* start Recorded data *

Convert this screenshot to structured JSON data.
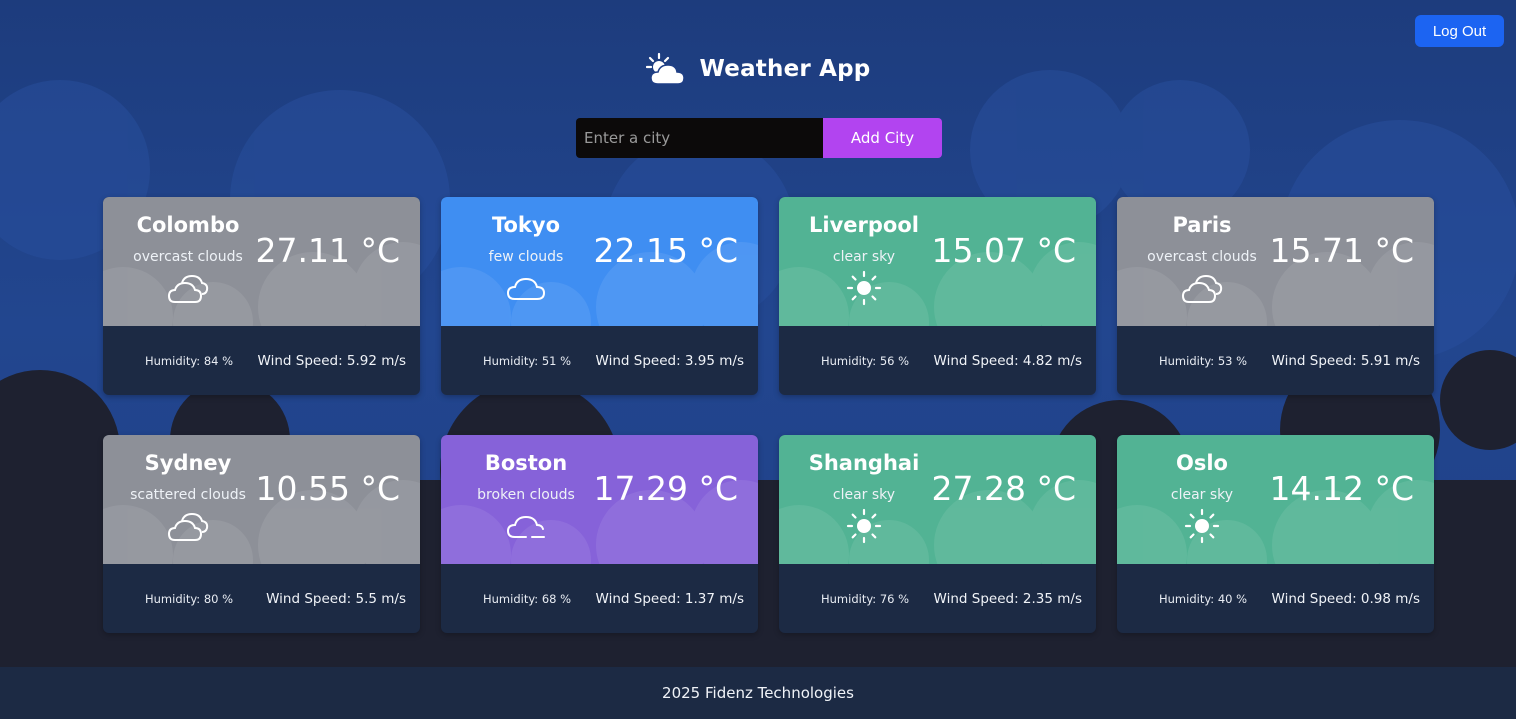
{
  "app": {
    "title": "Weather App",
    "logo_icon": "sun-behind-cloud-icon",
    "logout_label": "Log Out"
  },
  "search": {
    "placeholder": "Enter a city",
    "value": "",
    "button_label": "Add City"
  },
  "colors": {
    "logout": "#1c64f2",
    "add_city": "#b244f0",
    "cloudy": "#8d9098",
    "few_clouds": "#3f8ef2",
    "clear": "#52b394",
    "broken": "#8662d9",
    "card_bottom": "#1c2a44"
  },
  "cards": [
    {
      "city": "Colombo",
      "description": "overcast clouds",
      "icon": "clouds-icon",
      "temp": "27.11 °C",
      "humidity": "Humidity: 84 %",
      "wind": "Wind Speed: 5.92 m/s"
    },
    {
      "city": "Tokyo",
      "description": "few clouds",
      "icon": "cloud-icon",
      "temp": "22.15 °C",
      "humidity": "Humidity: 51 %",
      "wind": "Wind Speed: 3.95 m/s"
    },
    {
      "city": "Liverpool",
      "description": "clear sky",
      "icon": "sun-icon",
      "temp": "15.07 °C",
      "humidity": "Humidity: 56 %",
      "wind": "Wind Speed: 4.82 m/s"
    },
    {
      "city": "Paris",
      "description": "overcast clouds",
      "icon": "clouds-icon",
      "temp": "15.71 °C",
      "humidity": "Humidity: 53 %",
      "wind": "Wind Speed: 5.91 m/s"
    },
    {
      "city": "Sydney",
      "description": "scattered clouds",
      "icon": "clouds-icon",
      "temp": "10.55 °C",
      "humidity": "Humidity: 80 %",
      "wind": "Wind Speed: 5.5 m/s"
    },
    {
      "city": "Boston",
      "description": "broken clouds",
      "icon": "cloud-minus-icon",
      "temp": "17.29 °C",
      "humidity": "Humidity: 68 %",
      "wind": "Wind Speed: 1.37 m/s"
    },
    {
      "city": "Shanghai",
      "description": "clear sky",
      "icon": "sun-icon",
      "temp": "27.28 °C",
      "humidity": "Humidity: 76 %",
      "wind": "Wind Speed: 2.35 m/s"
    },
    {
      "city": "Oslo",
      "description": "clear sky",
      "icon": "sun-icon",
      "temp": "14.12 °C",
      "humidity": "Humidity: 40 %",
      "wind": "Wind Speed: 0.98 m/s"
    }
  ],
  "footer": {
    "text": "2025 Fidenz Technologies"
  }
}
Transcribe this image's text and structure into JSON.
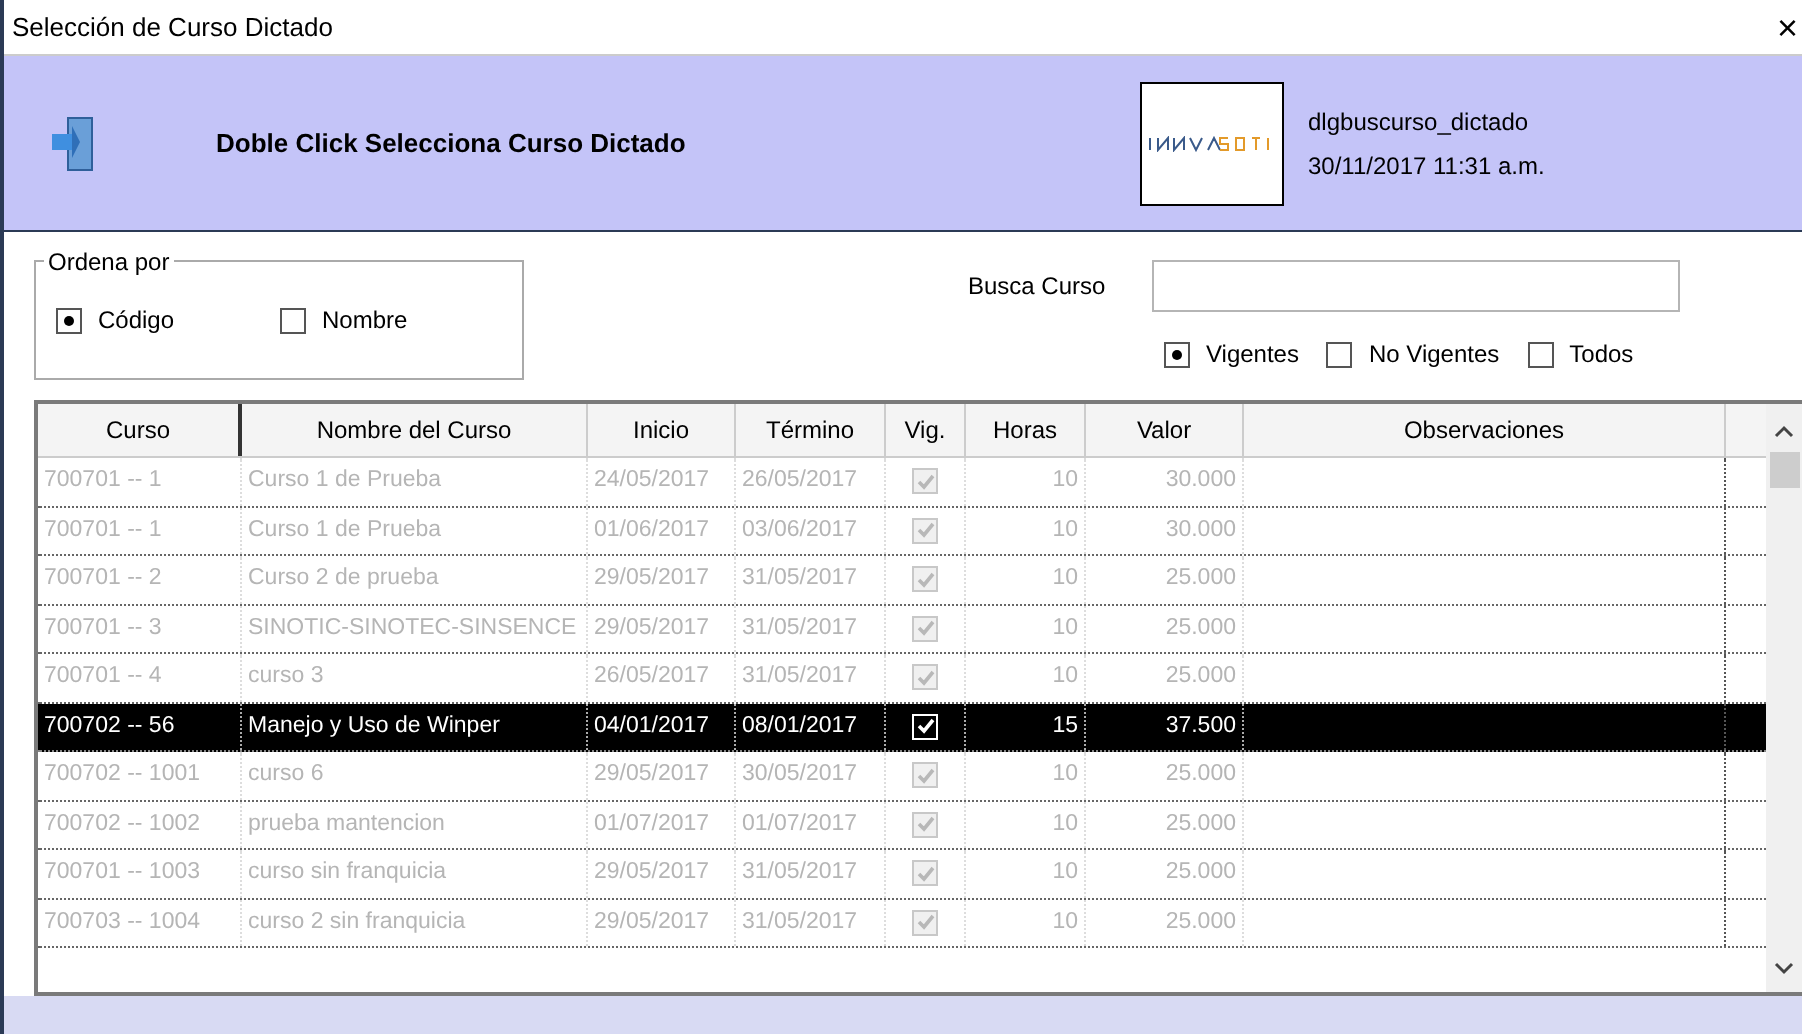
{
  "window": {
    "title": "Selección de Curso Dictado",
    "close": "×"
  },
  "header": {
    "message": "Doble Click Selecciona Curso Dictado",
    "dialog_name": "dlgbuscurso_dictado",
    "datetime": "30/11/2017 11:31 a.m."
  },
  "sort": {
    "legend": "Ordena por",
    "options": [
      {
        "label": "Código",
        "selected": true
      },
      {
        "label": "Nombre",
        "selected": false
      }
    ]
  },
  "search": {
    "label": "Busca Curso"
  },
  "filters": [
    {
      "label": "Vigentes",
      "selected": true
    },
    {
      "label": "No Vigentes",
      "selected": false
    },
    {
      "label": "Todos",
      "selected": false
    }
  ],
  "table": {
    "columns": [
      "Curso",
      "Nombre del Curso",
      "Inicio",
      "Término",
      "Vig.",
      "Horas",
      "Valor",
      "Observaciones"
    ],
    "rows": [
      {
        "curso": "700701 -- 1",
        "nombre": "Curso 1 de Prueba",
        "inicio": "24/05/2017",
        "termino": "26/05/2017",
        "vig": true,
        "horas": "10",
        "valor": "30.000",
        "selected": false
      },
      {
        "curso": "700701 -- 1",
        "nombre": "Curso 1 de Prueba",
        "inicio": "01/06/2017",
        "termino": "03/06/2017",
        "vig": true,
        "horas": "10",
        "valor": "30.000",
        "selected": false
      },
      {
        "curso": "700701 -- 2",
        "nombre": "Curso 2 de prueba",
        "inicio": "29/05/2017",
        "termino": "31/05/2017",
        "vig": true,
        "horas": "10",
        "valor": "25.000",
        "selected": false
      },
      {
        "curso": "700701 -- 3",
        "nombre": "SINOTIC-SINOTEC-SINSENCE",
        "inicio": "29/05/2017",
        "termino": "31/05/2017",
        "vig": true,
        "horas": "10",
        "valor": "25.000",
        "selected": false
      },
      {
        "curso": "700701 -- 4",
        "nombre": "curso 3",
        "inicio": "26/05/2017",
        "termino": "31/05/2017",
        "vig": true,
        "horas": "10",
        "valor": "25.000",
        "selected": false
      },
      {
        "curso": "700702 -- 56",
        "nombre": "Manejo y Uso de Winper",
        "inicio": "04/01/2017",
        "termino": "08/01/2017",
        "vig": true,
        "horas": "15",
        "valor": "37.500",
        "selected": true
      },
      {
        "curso": "700702 -- 1001",
        "nombre": "curso 6",
        "inicio": "29/05/2017",
        "termino": "30/05/2017",
        "vig": true,
        "horas": "10",
        "valor": "25.000",
        "selected": false
      },
      {
        "curso": "700702 -- 1002",
        "nombre": "prueba mantencion",
        "inicio": "01/07/2017",
        "termino": "01/07/2017",
        "vig": true,
        "horas": "10",
        "valor": "25.000",
        "selected": false
      },
      {
        "curso": "700701 -- 1003",
        "nombre": "curso sin franquicia",
        "inicio": "29/05/2017",
        "termino": "31/05/2017",
        "vig": true,
        "horas": "10",
        "valor": "25.000",
        "selected": false
      },
      {
        "curso": "700703 -- 1004",
        "nombre": "curso 2 sin franquicia",
        "inicio": "29/05/2017",
        "termino": "31/05/2017",
        "vig": true,
        "horas": "10",
        "valor": "25.000",
        "selected": false
      }
    ]
  }
}
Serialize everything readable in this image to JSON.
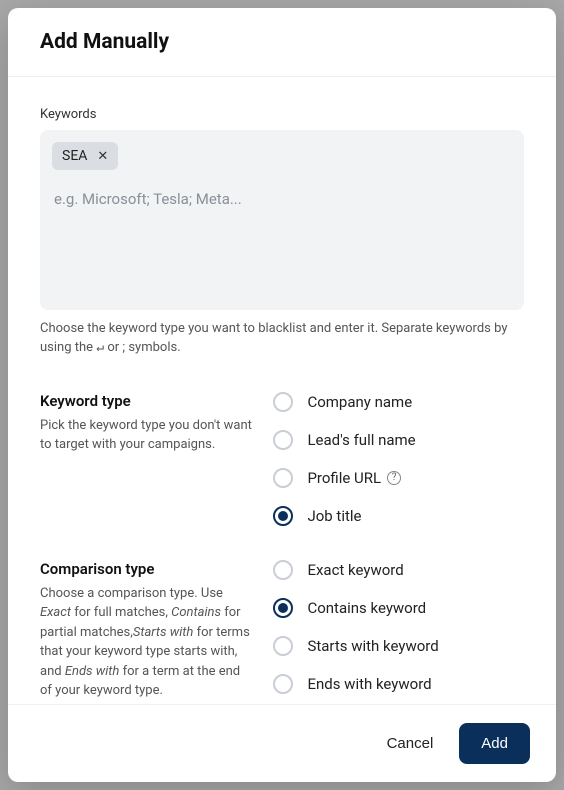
{
  "modal": {
    "title": "Add Manually"
  },
  "keywords": {
    "label": "Keywords",
    "chips": [
      "SEA"
    ],
    "placeholder": "e.g. Microsoft; Tesla; Meta...",
    "help_prefix": "Choose the keyword type you want to blacklist and enter it. Separate keywords by using the ",
    "help_symbols": "↵",
    "help_suffix": " or ; symbols."
  },
  "keyword_type": {
    "heading": "Keyword type",
    "description": "Pick the keyword type you don't want to target with your campaigns.",
    "options": [
      {
        "label": "Company name",
        "selected": false,
        "help": false
      },
      {
        "label": "Lead's full name",
        "selected": false,
        "help": false
      },
      {
        "label": "Profile URL",
        "selected": false,
        "help": true
      },
      {
        "label": "Job title",
        "selected": true,
        "help": false
      }
    ]
  },
  "comparison_type": {
    "heading": "Comparison type",
    "desc_plain": "Choose a comparison type. Use Exact for full matches, Contains for partial matches, Starts with for terms that your keyword type starts with, and Ends with for a term at the end of your keyword type.",
    "options": [
      {
        "label": "Exact keyword",
        "selected": false
      },
      {
        "label": "Contains keyword",
        "selected": true
      },
      {
        "label": "Starts with keyword",
        "selected": false
      },
      {
        "label": "Ends with keyword",
        "selected": false
      }
    ]
  },
  "footer": {
    "cancel": "Cancel",
    "add": "Add"
  }
}
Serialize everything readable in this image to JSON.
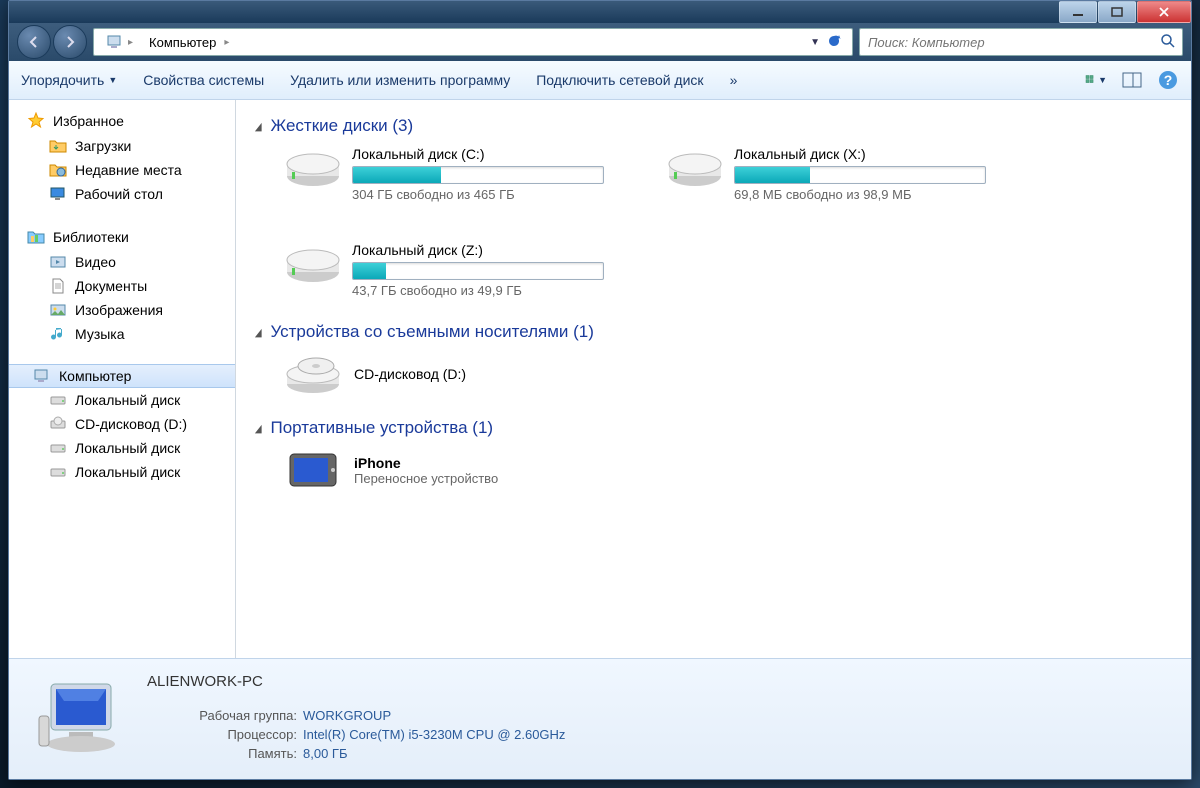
{
  "breadcrumb": {
    "root": "Компьютер"
  },
  "search": {
    "placeholder": "Поиск: Компьютер"
  },
  "toolbar": {
    "organize": "Упорядочить",
    "system_props": "Свойства системы",
    "uninstall": "Удалить или изменить программу",
    "map_drive": "Подключить сетевой диск"
  },
  "sidebar": {
    "favorites": {
      "label": "Избранное",
      "items": [
        "Загрузки",
        "Недавние места",
        "Рабочий стол"
      ]
    },
    "libraries": {
      "label": "Библиотеки",
      "items": [
        "Видео",
        "Документы",
        "Изображения",
        "Музыка"
      ]
    },
    "computer": {
      "label": "Компьютер",
      "items": [
        "Локальный диск",
        "CD-дисковод (D:)",
        "Локальный диск",
        "Локальный диск"
      ]
    }
  },
  "sections": {
    "hdd": "Жесткие диски (3)",
    "removable": "Устройства со съемными носителями (1)",
    "portable": "Портативные устройства (1)"
  },
  "drives": [
    {
      "name": "Локальный диск (C:)",
      "free": "304 ГБ свободно из 465 ГБ",
      "fill": 35
    },
    {
      "name": "Локальный диск (X:)",
      "free": "69,8 МБ свободно из 98,9 МБ",
      "fill": 30
    },
    {
      "name": "Локальный диск (Z:)",
      "free": "43,7 ГБ свободно из 49,9 ГБ",
      "fill": 13
    }
  ],
  "optical": {
    "name": "CD-дисковод (D:)"
  },
  "portable": {
    "name": "iPhone",
    "type": "Переносное устройство"
  },
  "details": {
    "computer_name": "ALIENWORK-PC",
    "workgroup_label": "Рабочая группа:",
    "workgroup": "WORKGROUP",
    "cpu_label": "Процессор:",
    "cpu": "Intel(R) Core(TM) i5-3230M CPU @ 2.60GHz",
    "ram_label": "Память:",
    "ram": "8,00 ГБ"
  }
}
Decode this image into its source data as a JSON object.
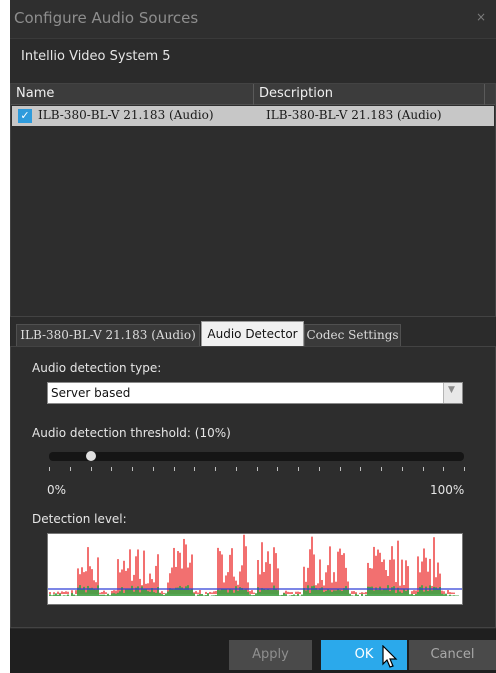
{
  "window": {
    "title": "Configure Audio Sources",
    "close_glyph": "×"
  },
  "system_name": "Intellio Video System 5",
  "source_list": {
    "columns": [
      "Name",
      "Description"
    ],
    "rows": [
      {
        "checked": true,
        "name": "ILB-380-BL-V 21.183 (Audio)",
        "description": "ILB-380-BL-V 21.183 (Audio)"
      }
    ]
  },
  "tabs": [
    {
      "label": "ILB-380-BL-V 21.183 (Audio)",
      "active": false
    },
    {
      "label": "Audio Detector",
      "active": true
    },
    {
      "label": "Codec Settings",
      "active": false
    }
  ],
  "audio_detector": {
    "type_label": "Audio detection type:",
    "type_value": "Server based",
    "threshold_label": "Audio detection threshold: (10%)",
    "threshold_percent": 10,
    "slider_min_label": "0%",
    "slider_max_label": "100%",
    "level_label": "Detection level:"
  },
  "buttons": {
    "apply": "Apply",
    "ok": "OK",
    "cancel": "Cancel"
  },
  "colors": {
    "dialog_bg": "#2b2b2b",
    "accent": "#2ba9eb",
    "waveform_level": "#e81010",
    "waveform_baseline": "#1a8a1a",
    "threshold_line": "#2f3fd8"
  }
}
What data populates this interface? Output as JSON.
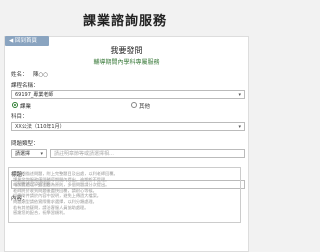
{
  "page": {
    "title": "課業諮詢服務"
  },
  "back_button": {
    "label": "◀ 回到首頁"
  },
  "card": {
    "title": "我要發問",
    "subtitle": "輔導期間內學科專屬服務"
  },
  "form": {
    "name": {
      "label": "姓名：",
      "value": "陳○○"
    },
    "class": {
      "label": "課程名稱：",
      "value": "69197_專業老師"
    },
    "type_options": [
      {
        "label": "課業",
        "checked": true
      },
      {
        "label": "其他",
        "checked": false
      }
    ],
    "subject": {
      "label": "科目：",
      "value": "XX公法（110年1月）"
    },
    "question_type": {
      "label": "問題類型：",
      "select_value": "請選擇",
      "placeholder": "請註明章節等或請選擇相…"
    },
    "title": {
      "label": "標題：",
      "placeholder": "請簡述您的問題"
    },
    "content": {
      "label": "內容："
    },
    "notes": [
      "請詳細描述問題，附上完整題目及出處，以利老師回覆。",
      "課業諮詢服務僅限輔導期間內提出，逾期恕不受理。",
      "每次提問以一個主題為原則，多個問題請分次提出。",
      "老師將於收到問題後盡快回覆，請耐心等候。",
      "如需附件請於內容中說明，避免上傳過大檔案。",
      "問題類型請依實際需求選擇，以利分類處理。",
      "若有其他疑問，請洽客服人員協助處理。",
      "感謝您的配合，祝學習順利。"
    ]
  },
  "colors": {
    "accent": "#2e7d32",
    "back_button_bg": "#8aa4c0"
  }
}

* end Recorded data *

Copy each line of the records containing the string "placeholder".

    "placeholder": "Enter a city",
    "placeholder": "e.g. Microsoft; Tesla; Meta...",
    "placeholder": "Поиск: Компьютер"
      "placeholder": "請註明章節等或請選擇相…"
      "placeholder": "請簡述您的問題"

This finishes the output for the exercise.